Reproduce the following material exactly, including every line.

--- Start Given records ---

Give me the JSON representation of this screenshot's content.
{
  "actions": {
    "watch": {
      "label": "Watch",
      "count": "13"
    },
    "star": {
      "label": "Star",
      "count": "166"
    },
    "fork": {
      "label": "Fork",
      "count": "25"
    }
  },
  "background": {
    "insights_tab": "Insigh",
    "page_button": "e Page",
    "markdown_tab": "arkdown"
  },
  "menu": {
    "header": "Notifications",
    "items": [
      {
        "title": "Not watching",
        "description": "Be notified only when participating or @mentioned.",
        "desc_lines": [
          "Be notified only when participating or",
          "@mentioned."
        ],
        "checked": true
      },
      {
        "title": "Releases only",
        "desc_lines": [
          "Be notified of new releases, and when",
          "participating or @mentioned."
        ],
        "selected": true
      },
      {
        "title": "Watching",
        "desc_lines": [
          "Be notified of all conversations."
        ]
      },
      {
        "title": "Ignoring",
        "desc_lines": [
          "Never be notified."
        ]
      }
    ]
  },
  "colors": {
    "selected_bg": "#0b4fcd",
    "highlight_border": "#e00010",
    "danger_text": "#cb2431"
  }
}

--- End Given records ---

● **The result**
Give me the JSON representation of this screenshot's content.
{
  "actions": {
    "watch": {
      "label": "Watch",
      "count": "13"
    },
    "star": {
      "label": "Star",
      "count": "166"
    },
    "fork": {
      "label": "Fork",
      "count": "25"
    }
  },
  "background": {
    "insights_tab": "Insigh",
    "page_button": "e Page",
    "markdown_tab": "arkdown"
  },
  "menu": {
    "header": "Notifications",
    "items": [
      {
        "title": "Not watching",
        "description": "Be notified only when participating or @mentioned.",
        "desc_lines": [
          "Be notified only when participating or",
          "@mentioned."
        ],
        "checked": true
      },
      {
        "title": "Releases only",
        "desc_lines": [
          "Be notified of new releases, and when",
          "participating or @mentioned."
        ],
        "selected": true
      },
      {
        "title": "Watching",
        "desc_lines": [
          "Be notified of all conversations."
        ]
      },
      {
        "title": "Ignoring",
        "desc_lines": [
          "Never be notified."
        ]
      }
    ]
  },
  "colors": {
    "selected_bg": "#0b4fcd",
    "highlight_border": "#e00010",
    "danger_text": "#cb2431"
  }
}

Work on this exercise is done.